→ Requirement: From the records below, pull each line that has "folder".

[Lines of data]

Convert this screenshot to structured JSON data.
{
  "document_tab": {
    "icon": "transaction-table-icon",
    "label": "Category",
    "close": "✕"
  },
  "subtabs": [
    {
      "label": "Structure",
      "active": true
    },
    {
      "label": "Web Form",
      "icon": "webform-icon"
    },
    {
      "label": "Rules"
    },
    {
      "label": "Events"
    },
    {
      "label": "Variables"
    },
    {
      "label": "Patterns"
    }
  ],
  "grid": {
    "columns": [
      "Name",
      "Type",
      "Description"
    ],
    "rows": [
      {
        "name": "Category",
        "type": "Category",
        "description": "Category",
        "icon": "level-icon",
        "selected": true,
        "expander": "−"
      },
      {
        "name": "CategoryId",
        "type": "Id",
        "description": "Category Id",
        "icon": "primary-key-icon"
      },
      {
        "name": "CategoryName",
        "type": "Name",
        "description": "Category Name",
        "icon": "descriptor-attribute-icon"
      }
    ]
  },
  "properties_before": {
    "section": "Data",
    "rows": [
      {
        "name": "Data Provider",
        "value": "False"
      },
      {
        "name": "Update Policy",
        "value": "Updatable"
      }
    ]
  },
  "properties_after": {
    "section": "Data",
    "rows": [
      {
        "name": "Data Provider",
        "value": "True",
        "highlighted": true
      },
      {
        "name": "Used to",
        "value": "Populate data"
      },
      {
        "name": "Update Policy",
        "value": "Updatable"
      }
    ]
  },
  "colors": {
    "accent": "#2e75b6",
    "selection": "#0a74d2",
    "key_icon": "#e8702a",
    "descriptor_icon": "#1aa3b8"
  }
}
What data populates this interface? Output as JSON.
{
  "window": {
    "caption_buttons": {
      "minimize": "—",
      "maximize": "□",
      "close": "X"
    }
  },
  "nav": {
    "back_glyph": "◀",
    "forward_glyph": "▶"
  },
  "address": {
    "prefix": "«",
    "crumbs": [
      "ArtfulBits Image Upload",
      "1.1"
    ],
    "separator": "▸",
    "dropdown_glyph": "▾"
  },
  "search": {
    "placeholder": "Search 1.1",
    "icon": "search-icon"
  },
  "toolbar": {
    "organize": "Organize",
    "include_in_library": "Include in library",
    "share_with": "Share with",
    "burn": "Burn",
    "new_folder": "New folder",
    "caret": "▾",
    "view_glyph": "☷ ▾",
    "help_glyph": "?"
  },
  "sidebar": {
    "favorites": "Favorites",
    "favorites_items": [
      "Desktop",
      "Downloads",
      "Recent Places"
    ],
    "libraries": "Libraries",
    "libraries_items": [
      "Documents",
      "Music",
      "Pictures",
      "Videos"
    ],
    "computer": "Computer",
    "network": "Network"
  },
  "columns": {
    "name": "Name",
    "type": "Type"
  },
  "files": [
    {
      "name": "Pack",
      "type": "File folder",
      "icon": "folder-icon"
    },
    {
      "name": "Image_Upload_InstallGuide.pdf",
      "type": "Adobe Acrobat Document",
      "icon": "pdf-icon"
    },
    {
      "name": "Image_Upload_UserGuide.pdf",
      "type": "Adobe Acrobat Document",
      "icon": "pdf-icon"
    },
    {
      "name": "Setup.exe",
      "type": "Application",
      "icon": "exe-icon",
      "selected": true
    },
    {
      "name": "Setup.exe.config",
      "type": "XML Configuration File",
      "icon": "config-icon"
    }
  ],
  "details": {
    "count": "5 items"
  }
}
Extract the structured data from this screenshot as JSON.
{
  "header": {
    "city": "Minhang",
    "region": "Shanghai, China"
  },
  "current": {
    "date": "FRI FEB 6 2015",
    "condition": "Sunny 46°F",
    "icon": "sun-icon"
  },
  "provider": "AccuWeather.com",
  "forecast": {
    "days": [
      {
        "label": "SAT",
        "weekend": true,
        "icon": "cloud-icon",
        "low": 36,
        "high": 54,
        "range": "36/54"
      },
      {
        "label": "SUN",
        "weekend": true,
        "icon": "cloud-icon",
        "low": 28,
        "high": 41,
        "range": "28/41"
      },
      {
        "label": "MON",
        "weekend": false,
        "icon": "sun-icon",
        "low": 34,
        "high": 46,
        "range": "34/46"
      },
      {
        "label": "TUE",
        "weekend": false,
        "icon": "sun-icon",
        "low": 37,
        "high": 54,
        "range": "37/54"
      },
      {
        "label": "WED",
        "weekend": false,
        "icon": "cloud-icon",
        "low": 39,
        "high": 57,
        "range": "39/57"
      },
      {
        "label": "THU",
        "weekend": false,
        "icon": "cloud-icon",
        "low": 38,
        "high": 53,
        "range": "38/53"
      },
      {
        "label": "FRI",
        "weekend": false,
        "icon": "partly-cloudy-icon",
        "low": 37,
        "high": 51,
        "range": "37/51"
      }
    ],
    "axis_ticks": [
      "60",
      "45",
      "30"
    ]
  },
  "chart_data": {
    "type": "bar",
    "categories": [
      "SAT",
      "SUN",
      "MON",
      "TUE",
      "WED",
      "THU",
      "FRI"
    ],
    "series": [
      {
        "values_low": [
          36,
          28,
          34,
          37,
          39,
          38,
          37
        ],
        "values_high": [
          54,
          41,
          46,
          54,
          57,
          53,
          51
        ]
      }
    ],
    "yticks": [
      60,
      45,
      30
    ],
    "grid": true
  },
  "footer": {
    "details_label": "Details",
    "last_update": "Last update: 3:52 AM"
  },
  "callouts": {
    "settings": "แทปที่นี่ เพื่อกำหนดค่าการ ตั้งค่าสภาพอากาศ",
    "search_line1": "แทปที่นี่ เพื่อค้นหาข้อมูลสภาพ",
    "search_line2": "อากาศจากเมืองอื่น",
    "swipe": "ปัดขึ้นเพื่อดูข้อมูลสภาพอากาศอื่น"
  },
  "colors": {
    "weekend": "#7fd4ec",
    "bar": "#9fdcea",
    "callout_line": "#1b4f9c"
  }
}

→ Solution below:
    "new_folder": "New folder",
      "type": "File folder",
      "icon": "folder-icon"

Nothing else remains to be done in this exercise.